- [Your instructions]:
Identify each line containing the word "this" and copy it.

---------- Material to process

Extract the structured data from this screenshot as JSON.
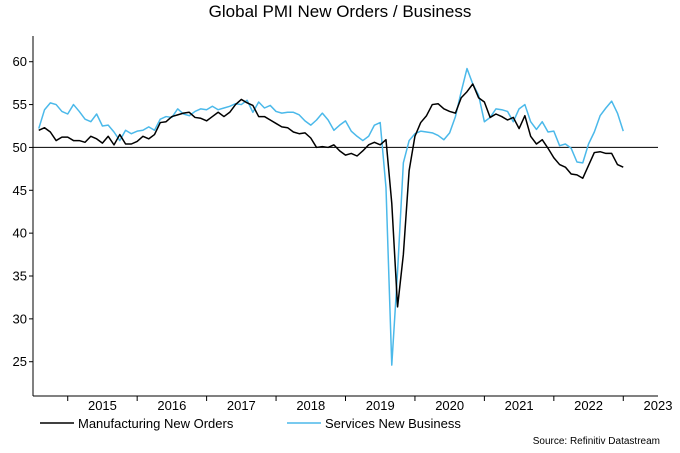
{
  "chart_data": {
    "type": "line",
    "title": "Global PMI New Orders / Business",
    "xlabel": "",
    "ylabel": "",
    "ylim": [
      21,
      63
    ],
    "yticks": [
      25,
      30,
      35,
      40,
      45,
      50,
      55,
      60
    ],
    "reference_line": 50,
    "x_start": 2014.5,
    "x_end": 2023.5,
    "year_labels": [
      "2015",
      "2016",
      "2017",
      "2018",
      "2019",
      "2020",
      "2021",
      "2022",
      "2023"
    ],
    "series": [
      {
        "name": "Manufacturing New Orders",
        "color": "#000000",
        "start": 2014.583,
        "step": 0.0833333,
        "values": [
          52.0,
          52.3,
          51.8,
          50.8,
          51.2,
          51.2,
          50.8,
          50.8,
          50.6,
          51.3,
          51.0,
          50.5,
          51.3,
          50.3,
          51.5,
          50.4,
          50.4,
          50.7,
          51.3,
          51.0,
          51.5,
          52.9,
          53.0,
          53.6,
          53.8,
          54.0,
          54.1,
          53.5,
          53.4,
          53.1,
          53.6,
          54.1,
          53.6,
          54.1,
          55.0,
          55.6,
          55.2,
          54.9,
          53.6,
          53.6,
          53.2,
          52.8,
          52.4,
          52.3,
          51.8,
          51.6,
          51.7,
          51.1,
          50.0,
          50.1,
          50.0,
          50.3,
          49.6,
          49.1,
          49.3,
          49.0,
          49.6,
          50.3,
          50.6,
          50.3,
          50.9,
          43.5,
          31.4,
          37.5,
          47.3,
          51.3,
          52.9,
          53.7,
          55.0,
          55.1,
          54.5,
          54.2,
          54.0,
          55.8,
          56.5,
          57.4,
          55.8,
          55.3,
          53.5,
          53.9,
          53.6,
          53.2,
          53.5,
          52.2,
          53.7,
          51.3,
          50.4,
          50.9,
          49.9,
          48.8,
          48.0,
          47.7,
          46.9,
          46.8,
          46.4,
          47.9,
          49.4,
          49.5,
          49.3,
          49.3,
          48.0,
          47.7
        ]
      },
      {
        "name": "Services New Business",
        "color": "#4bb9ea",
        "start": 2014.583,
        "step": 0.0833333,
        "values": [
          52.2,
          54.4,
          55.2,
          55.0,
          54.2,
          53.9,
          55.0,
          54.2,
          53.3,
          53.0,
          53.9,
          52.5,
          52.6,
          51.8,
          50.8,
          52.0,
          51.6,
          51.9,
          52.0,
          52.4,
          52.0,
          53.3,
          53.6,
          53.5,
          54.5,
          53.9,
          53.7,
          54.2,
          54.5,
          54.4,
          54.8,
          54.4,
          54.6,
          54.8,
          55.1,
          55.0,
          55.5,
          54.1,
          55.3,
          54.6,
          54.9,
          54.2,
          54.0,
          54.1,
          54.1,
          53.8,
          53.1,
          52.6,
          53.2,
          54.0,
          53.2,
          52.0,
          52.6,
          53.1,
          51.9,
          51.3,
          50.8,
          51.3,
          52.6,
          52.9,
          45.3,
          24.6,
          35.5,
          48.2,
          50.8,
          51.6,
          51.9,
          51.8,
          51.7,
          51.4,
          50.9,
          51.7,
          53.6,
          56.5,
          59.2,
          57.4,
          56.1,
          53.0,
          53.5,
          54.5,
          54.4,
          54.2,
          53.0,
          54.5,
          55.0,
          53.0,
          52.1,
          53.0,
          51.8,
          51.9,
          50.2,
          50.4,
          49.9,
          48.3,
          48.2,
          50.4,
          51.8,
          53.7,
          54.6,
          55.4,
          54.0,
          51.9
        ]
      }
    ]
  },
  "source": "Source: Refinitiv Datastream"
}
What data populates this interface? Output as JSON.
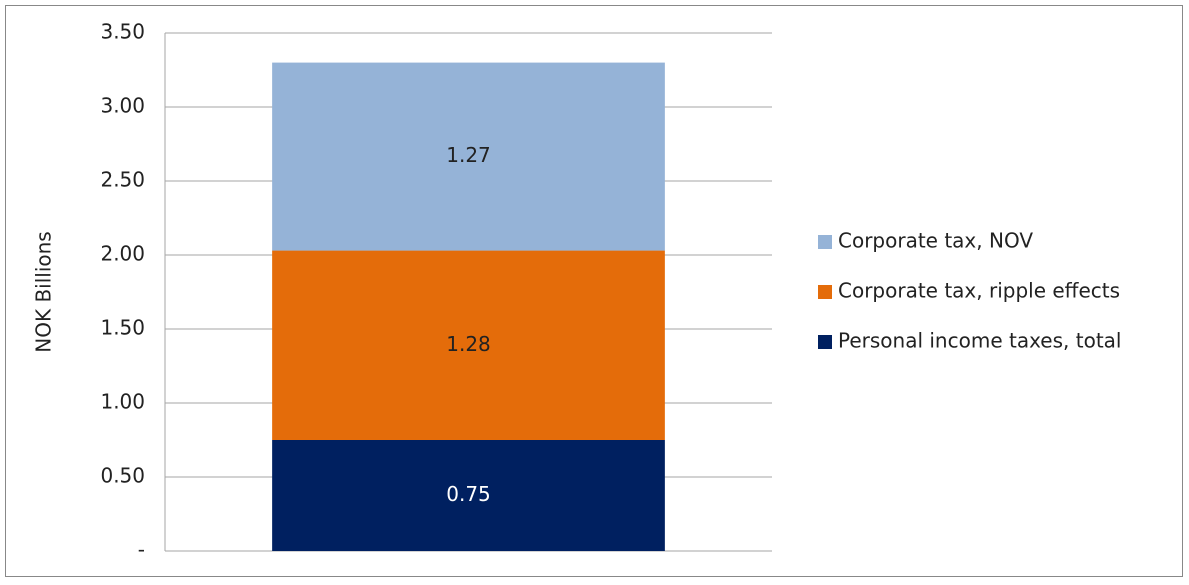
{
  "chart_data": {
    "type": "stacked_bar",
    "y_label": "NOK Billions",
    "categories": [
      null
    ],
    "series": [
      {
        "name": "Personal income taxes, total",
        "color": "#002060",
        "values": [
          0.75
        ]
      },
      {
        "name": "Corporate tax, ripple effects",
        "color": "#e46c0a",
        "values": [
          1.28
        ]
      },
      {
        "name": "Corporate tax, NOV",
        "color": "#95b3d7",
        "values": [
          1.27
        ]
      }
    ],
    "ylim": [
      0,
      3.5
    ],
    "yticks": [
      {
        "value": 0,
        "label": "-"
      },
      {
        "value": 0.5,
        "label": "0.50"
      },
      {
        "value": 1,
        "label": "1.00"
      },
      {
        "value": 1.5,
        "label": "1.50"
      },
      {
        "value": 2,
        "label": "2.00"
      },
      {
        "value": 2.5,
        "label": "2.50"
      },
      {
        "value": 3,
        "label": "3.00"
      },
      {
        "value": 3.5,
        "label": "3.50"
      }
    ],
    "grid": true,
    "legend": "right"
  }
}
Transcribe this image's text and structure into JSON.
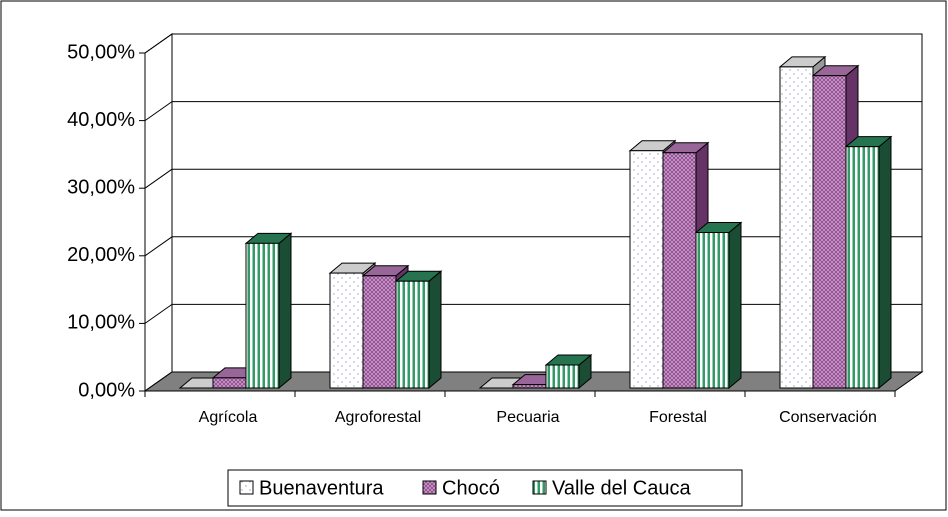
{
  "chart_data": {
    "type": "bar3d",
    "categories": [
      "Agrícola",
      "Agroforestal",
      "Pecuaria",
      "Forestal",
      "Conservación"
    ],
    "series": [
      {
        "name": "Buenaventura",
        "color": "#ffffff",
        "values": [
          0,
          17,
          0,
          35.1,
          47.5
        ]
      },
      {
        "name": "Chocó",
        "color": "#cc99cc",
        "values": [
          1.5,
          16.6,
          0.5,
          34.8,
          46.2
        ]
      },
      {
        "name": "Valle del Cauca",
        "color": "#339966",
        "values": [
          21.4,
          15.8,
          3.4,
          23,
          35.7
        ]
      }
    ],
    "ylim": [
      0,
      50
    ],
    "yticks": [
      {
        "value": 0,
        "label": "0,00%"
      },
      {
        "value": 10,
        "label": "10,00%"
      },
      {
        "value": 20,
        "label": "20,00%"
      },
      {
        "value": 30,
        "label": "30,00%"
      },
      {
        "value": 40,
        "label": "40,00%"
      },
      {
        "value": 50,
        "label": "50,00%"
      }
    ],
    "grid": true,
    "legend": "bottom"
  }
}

--------------------
---------- Material to process

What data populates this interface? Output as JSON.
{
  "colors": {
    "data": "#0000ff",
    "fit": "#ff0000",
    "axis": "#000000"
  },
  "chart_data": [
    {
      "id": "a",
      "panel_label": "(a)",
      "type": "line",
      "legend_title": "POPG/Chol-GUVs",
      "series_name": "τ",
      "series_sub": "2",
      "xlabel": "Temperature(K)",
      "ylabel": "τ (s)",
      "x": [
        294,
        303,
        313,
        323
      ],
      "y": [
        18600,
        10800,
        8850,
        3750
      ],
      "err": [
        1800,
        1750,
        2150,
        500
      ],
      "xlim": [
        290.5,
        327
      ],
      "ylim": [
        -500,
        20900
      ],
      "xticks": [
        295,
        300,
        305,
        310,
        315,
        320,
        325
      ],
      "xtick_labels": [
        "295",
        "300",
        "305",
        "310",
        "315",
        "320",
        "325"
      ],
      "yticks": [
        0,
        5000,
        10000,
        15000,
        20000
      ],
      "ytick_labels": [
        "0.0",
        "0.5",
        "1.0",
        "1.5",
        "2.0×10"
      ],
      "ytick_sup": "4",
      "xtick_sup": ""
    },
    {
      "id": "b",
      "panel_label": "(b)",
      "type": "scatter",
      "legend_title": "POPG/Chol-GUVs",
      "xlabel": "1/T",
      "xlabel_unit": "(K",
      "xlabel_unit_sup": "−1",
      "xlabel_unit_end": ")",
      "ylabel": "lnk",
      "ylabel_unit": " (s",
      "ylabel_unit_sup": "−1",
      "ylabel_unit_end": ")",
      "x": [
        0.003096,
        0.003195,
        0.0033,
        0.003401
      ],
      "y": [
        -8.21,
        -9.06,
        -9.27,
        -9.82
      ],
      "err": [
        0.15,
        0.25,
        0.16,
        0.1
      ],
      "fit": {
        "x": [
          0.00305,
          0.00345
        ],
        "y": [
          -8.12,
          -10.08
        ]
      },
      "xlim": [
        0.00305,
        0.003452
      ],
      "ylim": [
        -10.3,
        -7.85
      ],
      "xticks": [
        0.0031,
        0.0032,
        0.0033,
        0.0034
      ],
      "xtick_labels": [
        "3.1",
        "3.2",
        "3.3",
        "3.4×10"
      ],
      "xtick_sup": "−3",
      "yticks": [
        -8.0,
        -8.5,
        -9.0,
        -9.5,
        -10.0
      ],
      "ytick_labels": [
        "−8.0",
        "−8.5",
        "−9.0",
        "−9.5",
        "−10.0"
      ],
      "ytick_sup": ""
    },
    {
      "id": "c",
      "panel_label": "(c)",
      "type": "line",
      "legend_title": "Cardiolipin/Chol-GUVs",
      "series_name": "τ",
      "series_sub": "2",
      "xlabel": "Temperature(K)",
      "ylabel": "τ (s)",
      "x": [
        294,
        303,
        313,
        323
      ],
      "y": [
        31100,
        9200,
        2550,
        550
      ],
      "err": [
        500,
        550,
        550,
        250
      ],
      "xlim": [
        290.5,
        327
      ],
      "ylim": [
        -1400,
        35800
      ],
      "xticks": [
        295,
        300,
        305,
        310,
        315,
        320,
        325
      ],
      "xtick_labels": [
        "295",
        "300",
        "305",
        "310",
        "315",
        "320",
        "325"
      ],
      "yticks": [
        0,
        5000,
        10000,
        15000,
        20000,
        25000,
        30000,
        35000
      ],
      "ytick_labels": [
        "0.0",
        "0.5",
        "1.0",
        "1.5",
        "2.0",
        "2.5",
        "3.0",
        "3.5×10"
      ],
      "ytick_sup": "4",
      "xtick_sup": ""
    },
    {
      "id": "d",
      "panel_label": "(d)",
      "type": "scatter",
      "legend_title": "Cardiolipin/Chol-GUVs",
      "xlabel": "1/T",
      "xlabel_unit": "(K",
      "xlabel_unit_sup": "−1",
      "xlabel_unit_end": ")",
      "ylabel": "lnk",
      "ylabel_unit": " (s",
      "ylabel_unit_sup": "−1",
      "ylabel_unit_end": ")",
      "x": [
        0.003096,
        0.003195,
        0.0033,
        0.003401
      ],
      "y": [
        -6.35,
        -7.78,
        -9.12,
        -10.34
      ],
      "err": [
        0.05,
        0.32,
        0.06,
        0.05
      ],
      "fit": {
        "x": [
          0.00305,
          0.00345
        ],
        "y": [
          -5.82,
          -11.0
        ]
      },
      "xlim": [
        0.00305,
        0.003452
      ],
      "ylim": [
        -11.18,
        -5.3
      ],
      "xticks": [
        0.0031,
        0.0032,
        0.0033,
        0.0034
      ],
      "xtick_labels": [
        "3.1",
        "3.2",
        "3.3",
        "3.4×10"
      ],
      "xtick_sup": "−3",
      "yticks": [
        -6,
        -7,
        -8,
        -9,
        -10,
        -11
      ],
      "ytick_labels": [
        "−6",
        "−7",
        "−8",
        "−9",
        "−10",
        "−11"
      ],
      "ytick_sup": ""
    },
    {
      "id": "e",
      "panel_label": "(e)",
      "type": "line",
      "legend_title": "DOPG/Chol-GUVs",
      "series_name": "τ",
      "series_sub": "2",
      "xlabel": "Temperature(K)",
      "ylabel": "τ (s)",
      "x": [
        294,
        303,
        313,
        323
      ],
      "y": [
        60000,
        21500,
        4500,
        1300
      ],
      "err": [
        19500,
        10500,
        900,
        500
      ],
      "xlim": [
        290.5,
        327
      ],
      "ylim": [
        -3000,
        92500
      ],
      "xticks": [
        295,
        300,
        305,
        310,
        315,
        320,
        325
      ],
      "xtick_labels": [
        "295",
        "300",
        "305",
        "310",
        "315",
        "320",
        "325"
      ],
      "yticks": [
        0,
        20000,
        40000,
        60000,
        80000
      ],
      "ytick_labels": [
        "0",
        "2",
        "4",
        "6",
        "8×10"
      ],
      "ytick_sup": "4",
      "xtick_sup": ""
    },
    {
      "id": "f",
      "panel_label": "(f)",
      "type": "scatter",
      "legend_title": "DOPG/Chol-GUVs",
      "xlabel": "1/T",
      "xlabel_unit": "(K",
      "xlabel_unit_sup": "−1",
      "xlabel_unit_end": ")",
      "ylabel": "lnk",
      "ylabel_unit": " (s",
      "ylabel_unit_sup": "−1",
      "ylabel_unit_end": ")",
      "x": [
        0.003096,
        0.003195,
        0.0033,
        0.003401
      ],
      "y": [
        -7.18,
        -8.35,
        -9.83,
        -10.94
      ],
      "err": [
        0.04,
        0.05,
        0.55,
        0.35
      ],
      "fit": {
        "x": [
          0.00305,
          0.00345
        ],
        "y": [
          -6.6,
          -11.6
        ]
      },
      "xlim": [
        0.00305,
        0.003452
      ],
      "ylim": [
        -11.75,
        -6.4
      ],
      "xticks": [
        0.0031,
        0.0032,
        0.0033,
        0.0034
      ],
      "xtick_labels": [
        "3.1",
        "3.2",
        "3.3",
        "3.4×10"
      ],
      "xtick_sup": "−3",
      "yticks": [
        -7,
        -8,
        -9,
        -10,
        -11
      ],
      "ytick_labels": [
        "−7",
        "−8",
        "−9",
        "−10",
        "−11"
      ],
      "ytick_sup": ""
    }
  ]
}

--------------------

- [Answer in full]:
Extract the structured data from this screenshot as JSON.
What data populates this interface? Output as JSON.
Transcribe this image's text and structure into JSON.
What data populates this interface? Output as JSON.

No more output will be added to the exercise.